**PROBLEM REQUIREMENTS**.
Your task is to repeat the entries underneath exactly, minus the pictures.

## Start DATA IN THIS EXERCISE

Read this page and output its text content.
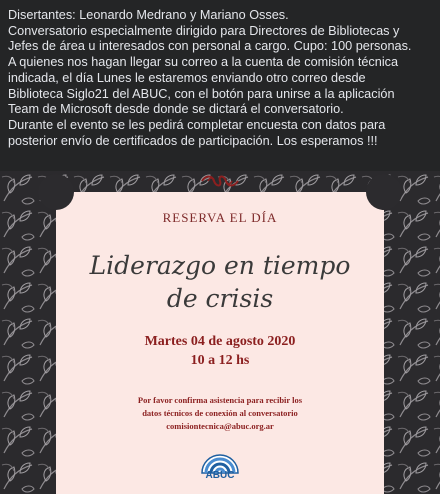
Disertantes: Leonardo Medrano y Mariano Osses.

Conversatorio especialmente dirigido para Directores de Bibliotecas y

Jefes de área u interesados con personal a cargo. Cupo: 100 personas.

A quienes nos hagan llegar su correo a la cuenta de comisión técnica

indicada, el día Lunes le estaremos enviando otro correo desde

Biblioteca Siglo21 del ABUC, con el botón para unirse a la aplicación

Team de Microsoft desde donde se dictará el conversatorio.

Durante el evento se les pedirá completar encuesta con datos para

posterior envío de certificados de participación. Los esperamos !!!

RESERVA EL DÍA
Liderazgo en tiempo
de crisis
Martes 04 de agosto 2020
10 a 12 hs
Por favor confirma asistencia para recibir los
datos técnicos de conexión al conversatorio
comisiontecnica@abuc.org.ar
ABUC
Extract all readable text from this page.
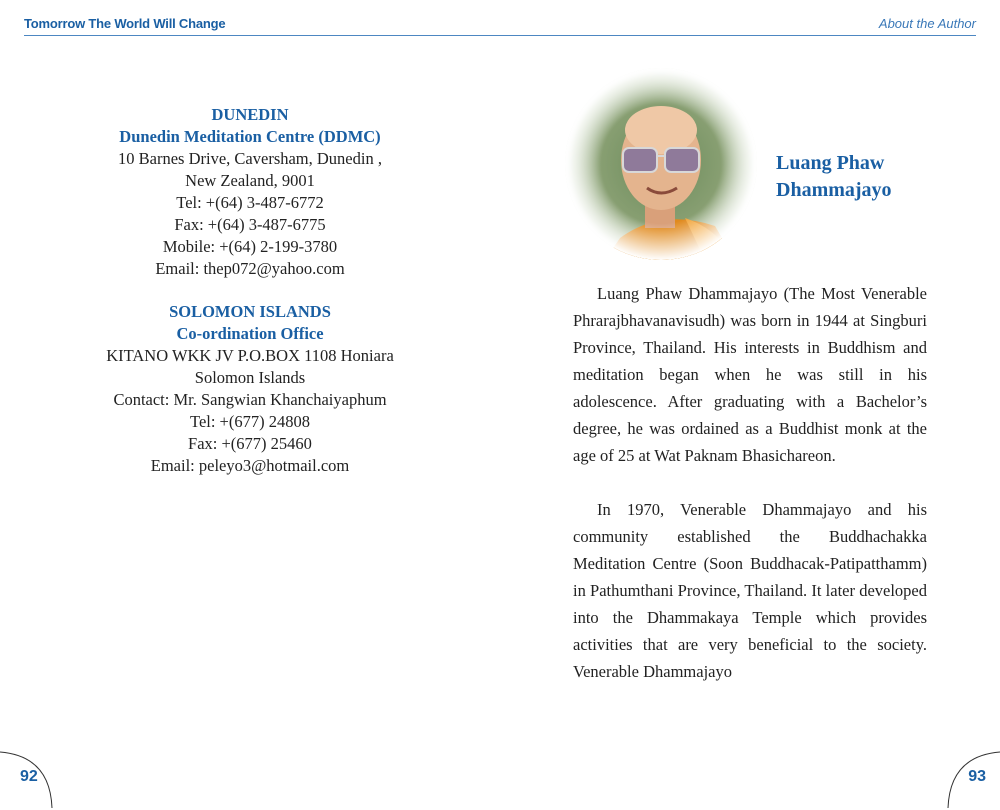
Tomorrow The World Will Change	About the Author
DUNEDIN
Dunedin Meditation Centre (DDMC)
10 Barnes Drive, Caversham, Dunedin ,
New Zealand, 9001
Tel: +(64) 3-487-6772
Fax: +(64) 3-487-6775
Mobile: +(64) 2-199-3780
Email: thep072@yahoo.com
SOLOMON ISLANDS
Co-ordination Office
KITANO WKK JV P.O.BOX 1108 Honiara
Solomon Islands
Contact: Mr. Sangwian Khanchaiyaphum
Tel: +(677) 24808
Fax: +(677) 25460
Email: peleyo3@hotmail.com
Luang Phaw
Dhammajayo

Luang Phaw Dhammajayo (The Most Venerable Phrarajbhavanavisudh) was born in 1944 at Singburi Province, Thailand. His interests in Buddhism and meditation began when he was still in his adolescence. After graduating with a Bachelor’s degree, he was ordained as a Buddhist monk at the age of 25 at Wat Paknam Bhasichareon.

In 1970, Venerable Dhammajayo and his community established the Buddhachakka Meditation Centre (Soon Buddhacak-Patipatthamm) in Pathumthani Province, Thailand. It later developed into the Dhammakaya Temple which provides activities that are very beneficial to the society. Venerable Dhammajayo

92	93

## End DATA IN THIS EXERCISE

**ANSWER FOR THIS EXERCISE**.
Read this page and output its text content.
Disertantes: Leonardo Medrano y Mariano Osses.

Conversatorio especialmente dirigido para Directores de Bibliotecas y

Jefes de área u interesados con personal a cargo. Cupo: 100 personas.

A quienes nos hagan llegar su correo a la cuenta de comisión técnica

indicada, el día Lunes le estaremos enviando otro correo desde

Biblioteca Siglo21 del ABUC, con el botón para unirse a la aplicación

Team de Microsoft desde donde se dictará el conversatorio.

Durante el evento se les pedirá completar encuesta con datos para

posterior envío de certificados de participación. Los esperamos !!!

RESERVA EL DÍA
Liderazgo en tiempo
de crisis
Martes 04 de agosto 2020
10 a 12 hs
Por favor confirma asistencia para recibir los
datos técnicos de conexión al conversatorio
comisiontecnica@abuc.org.ar
ABUC
Extract all readable text from this page.
Tomorrow The World Will Change	About the Author
DUNEDIN
Dunedin Meditation Centre (DDMC)
10 Barnes Drive, Caversham, Dunedin ,
New Zealand, 9001
Tel: +(64) 3-487-6772
Fax: +(64) 3-487-6775
Mobile: +(64) 2-199-3780
Email: thep072@yahoo.com
SOLOMON ISLANDS
Co-ordination Office
KITANO WKK JV P.O.BOX 1108 Honiara
Solomon Islands
Contact: Mr. Sangwian Khanchaiyaphum
Tel: +(677) 24808
Fax: +(677) 25460
Email: peleyo3@hotmail.com
Luang Phaw
Dhammajayo

Luang Phaw Dhammajayo (The Most Venerable Phrarajbhavanavisudh) was born in 1944 at Singburi Province, Thailand. His interests in Buddhism and meditation began when he was still in his adolescence. After graduating with a Bachelor’s degree, he was ordained as a Buddhist monk at the age of 25 at Wat Paknam Bhasichareon.

In 1970, Venerable Dhammajayo and his community established the Buddhachakka Meditation Centre (Soon Buddhacak-Patipatthamm) in Pathumthani Province, Thailand. It later developed into the Dhammakaya Temple which provides activities that are very beneficial to the society. Venerable Dhammajayo

92	93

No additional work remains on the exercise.